▸ **To be done**
Using the data below, gather each line that includes the word "type".

[Figure data in JSON]
— begin —

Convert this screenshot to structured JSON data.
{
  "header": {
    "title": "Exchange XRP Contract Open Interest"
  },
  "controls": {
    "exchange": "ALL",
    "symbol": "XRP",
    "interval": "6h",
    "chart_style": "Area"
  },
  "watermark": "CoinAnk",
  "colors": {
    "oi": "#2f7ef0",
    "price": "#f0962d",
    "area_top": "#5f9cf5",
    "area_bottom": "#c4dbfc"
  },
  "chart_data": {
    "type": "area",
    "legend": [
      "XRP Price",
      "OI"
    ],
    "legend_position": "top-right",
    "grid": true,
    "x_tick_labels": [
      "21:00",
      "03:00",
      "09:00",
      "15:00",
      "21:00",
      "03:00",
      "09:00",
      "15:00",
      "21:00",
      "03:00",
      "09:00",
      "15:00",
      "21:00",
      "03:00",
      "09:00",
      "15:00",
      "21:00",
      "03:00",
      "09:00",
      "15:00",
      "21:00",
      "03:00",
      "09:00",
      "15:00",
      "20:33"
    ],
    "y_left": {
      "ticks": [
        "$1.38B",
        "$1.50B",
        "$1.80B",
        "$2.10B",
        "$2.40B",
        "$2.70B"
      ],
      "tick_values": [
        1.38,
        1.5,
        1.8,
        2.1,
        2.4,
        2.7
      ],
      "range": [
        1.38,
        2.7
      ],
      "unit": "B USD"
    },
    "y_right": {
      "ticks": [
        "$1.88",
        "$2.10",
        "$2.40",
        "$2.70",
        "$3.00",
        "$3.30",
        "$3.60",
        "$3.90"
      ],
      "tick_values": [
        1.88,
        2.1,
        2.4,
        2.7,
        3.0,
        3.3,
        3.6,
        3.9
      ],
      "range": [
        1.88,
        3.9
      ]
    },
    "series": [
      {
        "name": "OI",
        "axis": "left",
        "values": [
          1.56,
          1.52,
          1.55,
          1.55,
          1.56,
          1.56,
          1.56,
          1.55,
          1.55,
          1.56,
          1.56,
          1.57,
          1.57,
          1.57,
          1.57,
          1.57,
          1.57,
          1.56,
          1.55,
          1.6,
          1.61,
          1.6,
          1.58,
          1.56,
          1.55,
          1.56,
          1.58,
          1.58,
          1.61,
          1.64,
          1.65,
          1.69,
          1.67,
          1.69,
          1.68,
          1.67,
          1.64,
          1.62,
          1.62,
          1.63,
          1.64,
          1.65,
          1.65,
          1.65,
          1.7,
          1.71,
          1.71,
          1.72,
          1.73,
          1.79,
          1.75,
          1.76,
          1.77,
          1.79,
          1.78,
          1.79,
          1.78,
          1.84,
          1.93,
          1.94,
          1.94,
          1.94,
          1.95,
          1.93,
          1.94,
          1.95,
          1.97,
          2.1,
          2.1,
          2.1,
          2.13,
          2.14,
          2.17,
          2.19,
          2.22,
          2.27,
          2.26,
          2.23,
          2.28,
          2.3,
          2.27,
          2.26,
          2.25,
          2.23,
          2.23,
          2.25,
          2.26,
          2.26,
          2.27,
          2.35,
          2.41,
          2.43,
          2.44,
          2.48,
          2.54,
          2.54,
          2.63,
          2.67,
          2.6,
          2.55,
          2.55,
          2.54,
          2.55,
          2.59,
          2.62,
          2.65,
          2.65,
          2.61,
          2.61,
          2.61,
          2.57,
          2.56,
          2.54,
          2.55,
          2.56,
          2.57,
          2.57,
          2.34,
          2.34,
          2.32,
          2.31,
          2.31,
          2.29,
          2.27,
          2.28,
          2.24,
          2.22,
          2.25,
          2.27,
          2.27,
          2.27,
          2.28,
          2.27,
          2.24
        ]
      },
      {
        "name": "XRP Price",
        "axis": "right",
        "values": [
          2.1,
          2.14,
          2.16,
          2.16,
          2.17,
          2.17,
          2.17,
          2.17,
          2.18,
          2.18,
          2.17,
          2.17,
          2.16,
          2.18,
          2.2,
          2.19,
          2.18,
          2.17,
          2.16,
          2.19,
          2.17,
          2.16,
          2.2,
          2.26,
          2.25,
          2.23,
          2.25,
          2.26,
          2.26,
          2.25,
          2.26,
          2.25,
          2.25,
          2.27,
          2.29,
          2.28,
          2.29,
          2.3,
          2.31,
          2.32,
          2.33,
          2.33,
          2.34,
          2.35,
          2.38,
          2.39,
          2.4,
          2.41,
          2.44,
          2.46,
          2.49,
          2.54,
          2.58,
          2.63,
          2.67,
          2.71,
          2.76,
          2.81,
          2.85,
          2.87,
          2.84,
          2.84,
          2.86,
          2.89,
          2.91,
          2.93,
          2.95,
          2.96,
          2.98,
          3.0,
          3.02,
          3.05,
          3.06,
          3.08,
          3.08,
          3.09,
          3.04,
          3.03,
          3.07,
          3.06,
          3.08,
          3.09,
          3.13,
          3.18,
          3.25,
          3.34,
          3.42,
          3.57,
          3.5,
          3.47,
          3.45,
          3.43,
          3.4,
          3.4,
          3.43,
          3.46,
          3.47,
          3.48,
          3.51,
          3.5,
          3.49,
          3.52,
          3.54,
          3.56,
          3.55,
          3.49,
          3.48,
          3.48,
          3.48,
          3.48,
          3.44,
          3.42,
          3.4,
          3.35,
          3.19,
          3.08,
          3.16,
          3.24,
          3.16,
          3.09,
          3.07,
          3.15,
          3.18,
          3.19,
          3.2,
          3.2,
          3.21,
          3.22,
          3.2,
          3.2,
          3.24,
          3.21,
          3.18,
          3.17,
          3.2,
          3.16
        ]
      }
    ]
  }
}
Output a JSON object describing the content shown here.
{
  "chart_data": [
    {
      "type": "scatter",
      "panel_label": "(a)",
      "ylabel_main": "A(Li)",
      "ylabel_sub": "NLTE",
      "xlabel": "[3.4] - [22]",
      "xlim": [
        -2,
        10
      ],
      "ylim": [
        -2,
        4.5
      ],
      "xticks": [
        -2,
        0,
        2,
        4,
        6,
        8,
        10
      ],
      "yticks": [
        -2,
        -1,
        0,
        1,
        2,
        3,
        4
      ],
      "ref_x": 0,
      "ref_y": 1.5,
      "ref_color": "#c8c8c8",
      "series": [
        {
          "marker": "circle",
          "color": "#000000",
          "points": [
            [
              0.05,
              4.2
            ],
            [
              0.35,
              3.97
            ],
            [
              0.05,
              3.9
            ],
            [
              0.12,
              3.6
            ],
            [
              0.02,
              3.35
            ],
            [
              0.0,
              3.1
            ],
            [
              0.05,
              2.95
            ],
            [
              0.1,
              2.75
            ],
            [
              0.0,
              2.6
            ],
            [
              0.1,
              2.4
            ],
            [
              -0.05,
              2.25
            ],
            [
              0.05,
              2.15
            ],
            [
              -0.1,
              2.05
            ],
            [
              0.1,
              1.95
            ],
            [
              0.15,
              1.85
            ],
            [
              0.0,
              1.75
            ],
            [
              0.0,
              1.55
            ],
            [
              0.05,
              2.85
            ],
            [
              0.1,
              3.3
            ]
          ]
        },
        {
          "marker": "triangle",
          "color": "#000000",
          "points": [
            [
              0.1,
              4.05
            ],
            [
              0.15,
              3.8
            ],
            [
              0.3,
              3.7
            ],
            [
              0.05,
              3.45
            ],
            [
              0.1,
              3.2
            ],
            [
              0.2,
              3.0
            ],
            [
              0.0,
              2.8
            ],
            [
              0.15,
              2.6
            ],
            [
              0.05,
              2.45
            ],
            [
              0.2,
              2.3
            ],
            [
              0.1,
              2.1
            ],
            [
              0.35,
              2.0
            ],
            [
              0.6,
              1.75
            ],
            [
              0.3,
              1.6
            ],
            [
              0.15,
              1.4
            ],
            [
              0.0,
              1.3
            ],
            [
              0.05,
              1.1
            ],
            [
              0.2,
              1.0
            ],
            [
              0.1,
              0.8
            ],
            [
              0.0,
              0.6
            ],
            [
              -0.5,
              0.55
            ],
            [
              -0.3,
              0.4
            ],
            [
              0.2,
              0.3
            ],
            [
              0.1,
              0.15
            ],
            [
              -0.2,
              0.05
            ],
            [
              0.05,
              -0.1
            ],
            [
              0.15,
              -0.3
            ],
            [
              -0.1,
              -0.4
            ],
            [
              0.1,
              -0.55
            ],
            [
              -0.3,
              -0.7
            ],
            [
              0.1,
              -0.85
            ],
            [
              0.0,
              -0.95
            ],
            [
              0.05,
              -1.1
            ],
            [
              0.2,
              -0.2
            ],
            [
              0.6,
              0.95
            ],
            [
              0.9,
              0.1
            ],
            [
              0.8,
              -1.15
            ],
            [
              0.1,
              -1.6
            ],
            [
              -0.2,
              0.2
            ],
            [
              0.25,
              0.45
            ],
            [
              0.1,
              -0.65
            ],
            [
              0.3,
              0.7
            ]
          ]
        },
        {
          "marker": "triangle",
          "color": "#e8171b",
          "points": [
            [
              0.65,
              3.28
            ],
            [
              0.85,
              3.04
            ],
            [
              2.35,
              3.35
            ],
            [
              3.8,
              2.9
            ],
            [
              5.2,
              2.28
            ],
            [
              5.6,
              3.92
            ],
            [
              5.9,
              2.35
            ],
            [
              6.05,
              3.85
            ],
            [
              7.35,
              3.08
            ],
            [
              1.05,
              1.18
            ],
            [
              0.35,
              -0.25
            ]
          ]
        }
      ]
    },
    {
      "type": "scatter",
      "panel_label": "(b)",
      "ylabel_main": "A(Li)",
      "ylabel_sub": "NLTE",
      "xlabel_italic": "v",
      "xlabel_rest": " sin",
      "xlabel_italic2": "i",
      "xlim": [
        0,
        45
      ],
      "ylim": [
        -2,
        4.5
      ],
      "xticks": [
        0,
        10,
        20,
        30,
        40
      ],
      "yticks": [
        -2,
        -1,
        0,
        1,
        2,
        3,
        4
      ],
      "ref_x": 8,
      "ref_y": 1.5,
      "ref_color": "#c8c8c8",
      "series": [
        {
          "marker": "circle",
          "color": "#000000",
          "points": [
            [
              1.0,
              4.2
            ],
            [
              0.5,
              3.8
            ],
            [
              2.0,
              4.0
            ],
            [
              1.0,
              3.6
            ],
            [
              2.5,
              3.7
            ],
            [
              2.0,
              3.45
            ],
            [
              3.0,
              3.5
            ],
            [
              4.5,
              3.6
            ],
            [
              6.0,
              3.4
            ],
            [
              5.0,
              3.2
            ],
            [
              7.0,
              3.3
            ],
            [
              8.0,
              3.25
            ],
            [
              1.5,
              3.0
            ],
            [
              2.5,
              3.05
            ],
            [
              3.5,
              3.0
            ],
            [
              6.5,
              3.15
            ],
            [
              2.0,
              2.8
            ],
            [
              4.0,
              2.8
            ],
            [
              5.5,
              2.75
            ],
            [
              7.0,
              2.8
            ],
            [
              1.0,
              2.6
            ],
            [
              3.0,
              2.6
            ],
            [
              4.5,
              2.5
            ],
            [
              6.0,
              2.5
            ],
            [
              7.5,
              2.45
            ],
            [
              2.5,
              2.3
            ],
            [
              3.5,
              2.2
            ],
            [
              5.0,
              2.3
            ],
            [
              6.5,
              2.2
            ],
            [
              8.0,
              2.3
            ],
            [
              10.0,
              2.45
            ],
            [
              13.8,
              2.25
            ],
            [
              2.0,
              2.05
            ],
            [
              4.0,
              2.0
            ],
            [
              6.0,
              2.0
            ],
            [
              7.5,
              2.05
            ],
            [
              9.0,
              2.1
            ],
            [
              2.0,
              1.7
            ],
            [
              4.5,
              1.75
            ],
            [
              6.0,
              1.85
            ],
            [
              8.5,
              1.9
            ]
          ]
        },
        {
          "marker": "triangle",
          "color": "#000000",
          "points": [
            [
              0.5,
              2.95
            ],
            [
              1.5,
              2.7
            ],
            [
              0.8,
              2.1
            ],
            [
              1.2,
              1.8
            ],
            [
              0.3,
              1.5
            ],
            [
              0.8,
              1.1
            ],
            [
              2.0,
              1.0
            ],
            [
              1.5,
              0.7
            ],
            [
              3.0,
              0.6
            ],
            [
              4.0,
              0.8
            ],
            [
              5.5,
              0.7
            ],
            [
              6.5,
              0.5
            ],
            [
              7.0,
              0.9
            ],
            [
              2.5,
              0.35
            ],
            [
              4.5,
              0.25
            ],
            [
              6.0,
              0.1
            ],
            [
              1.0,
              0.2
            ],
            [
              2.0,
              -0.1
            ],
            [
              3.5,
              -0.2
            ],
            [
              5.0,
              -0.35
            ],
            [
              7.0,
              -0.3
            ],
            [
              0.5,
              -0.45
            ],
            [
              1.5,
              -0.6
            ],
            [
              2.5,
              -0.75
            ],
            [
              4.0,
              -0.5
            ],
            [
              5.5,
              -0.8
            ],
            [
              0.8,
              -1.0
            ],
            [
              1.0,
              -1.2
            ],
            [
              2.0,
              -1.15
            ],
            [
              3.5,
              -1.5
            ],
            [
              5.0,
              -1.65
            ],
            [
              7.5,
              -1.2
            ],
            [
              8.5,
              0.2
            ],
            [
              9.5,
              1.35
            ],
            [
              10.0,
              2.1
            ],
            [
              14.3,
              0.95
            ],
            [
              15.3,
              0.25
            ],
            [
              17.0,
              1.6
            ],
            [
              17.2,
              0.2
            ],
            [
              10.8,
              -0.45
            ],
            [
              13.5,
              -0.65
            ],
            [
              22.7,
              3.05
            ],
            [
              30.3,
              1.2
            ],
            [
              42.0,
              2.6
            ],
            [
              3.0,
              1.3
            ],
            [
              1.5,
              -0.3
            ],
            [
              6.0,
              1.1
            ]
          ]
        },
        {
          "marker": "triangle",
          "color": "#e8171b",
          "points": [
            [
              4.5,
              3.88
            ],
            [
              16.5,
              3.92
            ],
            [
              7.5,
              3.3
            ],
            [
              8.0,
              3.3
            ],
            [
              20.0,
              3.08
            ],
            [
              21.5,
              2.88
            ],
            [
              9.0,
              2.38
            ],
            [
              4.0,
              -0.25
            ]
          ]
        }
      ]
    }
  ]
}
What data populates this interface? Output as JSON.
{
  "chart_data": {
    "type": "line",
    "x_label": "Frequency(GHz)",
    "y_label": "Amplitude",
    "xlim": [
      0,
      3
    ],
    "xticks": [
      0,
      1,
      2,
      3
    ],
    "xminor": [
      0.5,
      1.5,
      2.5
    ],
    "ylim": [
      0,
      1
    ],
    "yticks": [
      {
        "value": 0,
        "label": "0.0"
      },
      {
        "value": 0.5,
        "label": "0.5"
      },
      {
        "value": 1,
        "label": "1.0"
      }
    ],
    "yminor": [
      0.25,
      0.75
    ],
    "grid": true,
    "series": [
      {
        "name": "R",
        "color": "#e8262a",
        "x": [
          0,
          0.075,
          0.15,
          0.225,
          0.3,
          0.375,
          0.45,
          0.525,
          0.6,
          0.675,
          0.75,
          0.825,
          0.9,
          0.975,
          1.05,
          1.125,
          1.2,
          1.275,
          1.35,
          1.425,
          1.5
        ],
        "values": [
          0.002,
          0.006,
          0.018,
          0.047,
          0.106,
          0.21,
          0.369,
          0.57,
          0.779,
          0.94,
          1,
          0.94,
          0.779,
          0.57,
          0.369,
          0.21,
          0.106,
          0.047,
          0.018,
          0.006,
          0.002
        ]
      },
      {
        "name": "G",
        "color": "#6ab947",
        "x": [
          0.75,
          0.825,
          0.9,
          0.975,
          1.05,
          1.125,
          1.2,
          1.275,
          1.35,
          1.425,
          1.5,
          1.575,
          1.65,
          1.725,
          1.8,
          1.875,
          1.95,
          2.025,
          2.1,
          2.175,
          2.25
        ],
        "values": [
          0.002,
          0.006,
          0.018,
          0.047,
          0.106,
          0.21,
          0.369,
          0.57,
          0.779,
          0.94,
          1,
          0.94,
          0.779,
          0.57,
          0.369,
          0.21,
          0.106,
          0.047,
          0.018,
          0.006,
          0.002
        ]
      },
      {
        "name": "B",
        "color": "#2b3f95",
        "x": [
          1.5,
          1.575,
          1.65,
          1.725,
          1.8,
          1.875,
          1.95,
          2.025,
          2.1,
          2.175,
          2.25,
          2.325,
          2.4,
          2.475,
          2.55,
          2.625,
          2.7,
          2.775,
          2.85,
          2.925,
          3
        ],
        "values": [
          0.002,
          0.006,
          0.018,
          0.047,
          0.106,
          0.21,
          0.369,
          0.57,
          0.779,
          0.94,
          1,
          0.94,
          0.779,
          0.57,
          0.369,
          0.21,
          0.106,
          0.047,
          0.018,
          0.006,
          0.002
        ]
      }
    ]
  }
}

— end —

▸ **Written answer**
    "type": "area",
      "type": "scatter",
      "type": "scatter",
    "type": "line",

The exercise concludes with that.